### [EXERCISE BRIEF]
Look through the data and write out every line with the word "отправки" in it.

Data extracted from a collection
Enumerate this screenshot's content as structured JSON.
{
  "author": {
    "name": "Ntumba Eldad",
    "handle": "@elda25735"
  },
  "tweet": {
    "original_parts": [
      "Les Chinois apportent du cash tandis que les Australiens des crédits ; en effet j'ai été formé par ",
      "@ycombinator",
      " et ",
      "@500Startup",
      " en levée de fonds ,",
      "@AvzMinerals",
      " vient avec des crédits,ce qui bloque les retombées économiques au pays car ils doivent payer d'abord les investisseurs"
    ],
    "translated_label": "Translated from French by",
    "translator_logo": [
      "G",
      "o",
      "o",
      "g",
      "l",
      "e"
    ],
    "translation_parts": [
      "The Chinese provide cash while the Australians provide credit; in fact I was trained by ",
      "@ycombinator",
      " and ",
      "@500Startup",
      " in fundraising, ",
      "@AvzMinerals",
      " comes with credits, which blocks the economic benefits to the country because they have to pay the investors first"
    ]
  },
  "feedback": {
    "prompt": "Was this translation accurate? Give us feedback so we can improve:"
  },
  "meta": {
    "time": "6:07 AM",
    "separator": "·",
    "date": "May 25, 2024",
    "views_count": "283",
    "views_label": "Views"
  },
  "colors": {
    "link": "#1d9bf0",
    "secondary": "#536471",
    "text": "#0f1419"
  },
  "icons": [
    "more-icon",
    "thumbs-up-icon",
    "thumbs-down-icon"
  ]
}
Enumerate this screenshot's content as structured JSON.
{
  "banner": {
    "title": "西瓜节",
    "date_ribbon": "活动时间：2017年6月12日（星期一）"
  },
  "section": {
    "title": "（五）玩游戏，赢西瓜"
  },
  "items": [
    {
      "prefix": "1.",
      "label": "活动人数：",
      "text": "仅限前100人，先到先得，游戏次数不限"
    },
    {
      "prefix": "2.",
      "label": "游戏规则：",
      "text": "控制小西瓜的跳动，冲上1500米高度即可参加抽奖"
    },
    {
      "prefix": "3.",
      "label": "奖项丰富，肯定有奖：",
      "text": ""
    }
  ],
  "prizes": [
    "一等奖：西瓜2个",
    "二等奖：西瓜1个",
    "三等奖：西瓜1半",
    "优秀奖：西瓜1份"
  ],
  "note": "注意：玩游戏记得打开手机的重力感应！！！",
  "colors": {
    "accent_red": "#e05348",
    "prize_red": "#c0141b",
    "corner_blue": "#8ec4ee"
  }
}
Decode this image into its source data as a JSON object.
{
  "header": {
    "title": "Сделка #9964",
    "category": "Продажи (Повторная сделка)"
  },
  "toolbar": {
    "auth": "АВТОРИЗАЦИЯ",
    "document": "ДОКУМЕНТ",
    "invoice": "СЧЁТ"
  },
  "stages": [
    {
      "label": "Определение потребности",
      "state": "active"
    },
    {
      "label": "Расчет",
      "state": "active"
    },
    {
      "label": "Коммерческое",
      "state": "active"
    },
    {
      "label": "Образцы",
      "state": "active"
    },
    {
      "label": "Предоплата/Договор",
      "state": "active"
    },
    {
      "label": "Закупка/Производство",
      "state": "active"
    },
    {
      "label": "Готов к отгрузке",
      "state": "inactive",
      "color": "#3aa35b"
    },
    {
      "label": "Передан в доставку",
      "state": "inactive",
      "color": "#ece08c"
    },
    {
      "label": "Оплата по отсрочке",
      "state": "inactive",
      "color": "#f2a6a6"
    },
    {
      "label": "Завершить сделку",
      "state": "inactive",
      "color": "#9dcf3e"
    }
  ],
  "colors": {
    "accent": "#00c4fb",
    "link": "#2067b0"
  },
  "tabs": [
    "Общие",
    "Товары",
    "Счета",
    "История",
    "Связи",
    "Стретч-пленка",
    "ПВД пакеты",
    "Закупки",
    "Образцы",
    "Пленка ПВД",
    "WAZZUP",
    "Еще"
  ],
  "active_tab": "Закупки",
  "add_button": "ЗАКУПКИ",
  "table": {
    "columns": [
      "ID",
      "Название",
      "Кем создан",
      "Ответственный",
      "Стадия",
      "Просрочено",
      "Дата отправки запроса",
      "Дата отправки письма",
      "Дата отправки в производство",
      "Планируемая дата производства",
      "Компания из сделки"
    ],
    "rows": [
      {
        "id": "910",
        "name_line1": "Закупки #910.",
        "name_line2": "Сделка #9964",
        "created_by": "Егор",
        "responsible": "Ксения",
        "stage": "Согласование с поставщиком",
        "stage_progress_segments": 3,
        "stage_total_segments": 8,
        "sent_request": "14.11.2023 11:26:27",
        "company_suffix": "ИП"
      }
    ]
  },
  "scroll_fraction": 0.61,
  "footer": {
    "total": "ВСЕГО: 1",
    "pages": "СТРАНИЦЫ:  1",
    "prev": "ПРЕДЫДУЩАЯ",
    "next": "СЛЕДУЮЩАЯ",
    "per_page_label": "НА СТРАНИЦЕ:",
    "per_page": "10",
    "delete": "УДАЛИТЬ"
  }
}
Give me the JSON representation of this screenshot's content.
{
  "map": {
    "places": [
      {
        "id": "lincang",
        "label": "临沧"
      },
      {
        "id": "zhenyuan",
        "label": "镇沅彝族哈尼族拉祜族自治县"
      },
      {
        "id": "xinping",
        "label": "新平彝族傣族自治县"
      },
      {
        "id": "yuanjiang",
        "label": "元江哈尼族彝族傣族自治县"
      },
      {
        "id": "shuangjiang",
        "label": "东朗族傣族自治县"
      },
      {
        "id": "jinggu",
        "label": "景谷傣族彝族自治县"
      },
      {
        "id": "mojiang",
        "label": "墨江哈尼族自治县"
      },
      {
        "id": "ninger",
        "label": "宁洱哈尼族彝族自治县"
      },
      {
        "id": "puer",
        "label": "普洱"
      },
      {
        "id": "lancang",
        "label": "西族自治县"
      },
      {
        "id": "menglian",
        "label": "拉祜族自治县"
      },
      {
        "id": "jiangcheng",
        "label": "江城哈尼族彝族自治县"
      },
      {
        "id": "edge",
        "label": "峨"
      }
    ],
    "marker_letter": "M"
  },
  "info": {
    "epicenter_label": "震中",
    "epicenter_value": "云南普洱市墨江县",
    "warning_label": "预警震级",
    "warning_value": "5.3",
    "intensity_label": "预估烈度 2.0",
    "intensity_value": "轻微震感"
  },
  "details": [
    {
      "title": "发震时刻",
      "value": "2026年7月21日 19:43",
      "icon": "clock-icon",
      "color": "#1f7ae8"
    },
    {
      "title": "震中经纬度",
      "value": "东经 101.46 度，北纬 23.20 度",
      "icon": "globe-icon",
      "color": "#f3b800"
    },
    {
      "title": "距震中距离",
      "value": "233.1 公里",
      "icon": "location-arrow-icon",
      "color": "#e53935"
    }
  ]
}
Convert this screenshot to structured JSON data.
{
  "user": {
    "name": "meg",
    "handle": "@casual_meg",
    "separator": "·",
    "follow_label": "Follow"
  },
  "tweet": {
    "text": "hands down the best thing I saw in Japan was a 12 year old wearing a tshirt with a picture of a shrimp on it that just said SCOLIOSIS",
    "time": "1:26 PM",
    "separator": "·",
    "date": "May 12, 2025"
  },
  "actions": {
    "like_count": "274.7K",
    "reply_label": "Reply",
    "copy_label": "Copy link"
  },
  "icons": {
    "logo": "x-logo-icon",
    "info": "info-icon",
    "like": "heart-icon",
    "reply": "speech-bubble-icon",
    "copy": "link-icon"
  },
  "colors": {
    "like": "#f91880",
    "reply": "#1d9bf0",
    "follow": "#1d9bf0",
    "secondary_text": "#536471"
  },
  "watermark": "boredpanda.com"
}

### [PROBLEM SOLUTION]
      "Дата отправки запроса",
      "Дата отправки письма",
      "Дата отправки в производство",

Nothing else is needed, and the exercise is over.